▶ WHAT TO WORK ON
Output every line of the listing below verbatim, keeping the original order.

▶ Stored records
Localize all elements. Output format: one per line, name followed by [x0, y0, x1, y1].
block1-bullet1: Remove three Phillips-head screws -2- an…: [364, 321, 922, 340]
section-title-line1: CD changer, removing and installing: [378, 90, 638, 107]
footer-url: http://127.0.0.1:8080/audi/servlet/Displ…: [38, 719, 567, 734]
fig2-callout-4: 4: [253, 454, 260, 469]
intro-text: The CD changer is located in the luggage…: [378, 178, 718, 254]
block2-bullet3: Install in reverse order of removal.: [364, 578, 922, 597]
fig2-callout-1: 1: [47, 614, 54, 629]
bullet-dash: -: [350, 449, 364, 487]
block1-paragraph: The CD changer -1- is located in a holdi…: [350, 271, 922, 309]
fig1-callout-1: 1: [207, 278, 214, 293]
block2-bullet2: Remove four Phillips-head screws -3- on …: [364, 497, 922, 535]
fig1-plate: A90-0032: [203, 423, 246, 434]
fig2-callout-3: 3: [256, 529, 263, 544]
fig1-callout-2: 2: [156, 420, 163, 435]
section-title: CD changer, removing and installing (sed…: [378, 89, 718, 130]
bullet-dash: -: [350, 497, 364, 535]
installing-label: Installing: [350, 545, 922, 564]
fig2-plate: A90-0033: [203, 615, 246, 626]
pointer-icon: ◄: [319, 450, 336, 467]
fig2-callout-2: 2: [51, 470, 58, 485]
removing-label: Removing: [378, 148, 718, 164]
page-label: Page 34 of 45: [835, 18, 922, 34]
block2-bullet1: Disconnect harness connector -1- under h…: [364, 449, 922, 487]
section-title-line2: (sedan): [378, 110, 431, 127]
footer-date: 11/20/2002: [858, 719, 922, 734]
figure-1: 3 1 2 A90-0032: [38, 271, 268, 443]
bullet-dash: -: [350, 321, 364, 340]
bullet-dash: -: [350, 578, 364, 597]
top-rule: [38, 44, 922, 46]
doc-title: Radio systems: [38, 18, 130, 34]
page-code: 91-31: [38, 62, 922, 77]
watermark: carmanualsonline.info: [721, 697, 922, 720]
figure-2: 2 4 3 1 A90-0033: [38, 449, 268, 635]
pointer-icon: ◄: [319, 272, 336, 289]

▶ EXERCISE RESPONSE
Localize all elements. Output format: one per line, name followed by [x0, y0, x1, y1].
block1-bullet1: Remove three Phillips-head screws -2- an…: [364, 321, 922, 340]
section-title-line1: CD changer, removing and installing: [378, 90, 638, 107]
footer-url: http://127.0.0.1:8080/audi/servlet/Displ…: [38, 719, 567, 734]
fig2-callout-4: 4: [253, 454, 260, 469]
intro-text: The CD changer is located in the luggage…: [378, 178, 718, 254]
block2-bullet3: Install in reverse order of removal.: [364, 578, 922, 597]
fig2-callout-1: 1: [47, 614, 54, 629]
bullet-dash: -: [350, 449, 364, 487]
block1-paragraph: The CD changer -1- is located in a holdi…: [350, 271, 922, 309]
fig1-callout-1: 1: [207, 278, 214, 293]
block2-bullet2: Remove four Phillips-head screws -3- on …: [364, 497, 922, 535]
fig1-plate: A90-0032: [203, 423, 246, 434]
fig2-callout-3: 3: [256, 529, 263, 544]
fig1-callout-2: 2: [156, 420, 163, 435]
section-title: CD changer, removing and installing (sed…: [378, 89, 718, 130]
bullet-dash: -: [350, 497, 364, 535]
installing-label: Installing: [350, 545, 922, 564]
fig2-plate: A90-0033: [203, 615, 246, 626]
pointer-icon: ◄: [319, 450, 336, 467]
fig2-callout-2: 2: [51, 470, 58, 485]
removing-label: Removing: [378, 148, 718, 164]
page-label: Page 34 of 45: [835, 18, 922, 34]
block2-bullet1: Disconnect harness connector -1- under h…: [364, 449, 922, 487]
section-title-line2: (sedan): [378, 110, 431, 127]
footer-date: 11/20/2002: [858, 719, 922, 734]
figure-1: 3 1 2 A90-0032: [38, 271, 268, 443]
bullet-dash: -: [350, 321, 364, 340]
bullet-dash: -: [350, 578, 364, 597]
top-rule: [38, 44, 922, 46]
doc-title: Radio systems: [38, 18, 130, 34]
page-code: 91-31: [38, 62, 922, 77]
watermark: carmanualsonline.info: [721, 697, 922, 720]
figure-2: 2 4 3 1 A90-0033: [38, 449, 268, 635]
pointer-icon: ◄: [319, 272, 336, 289]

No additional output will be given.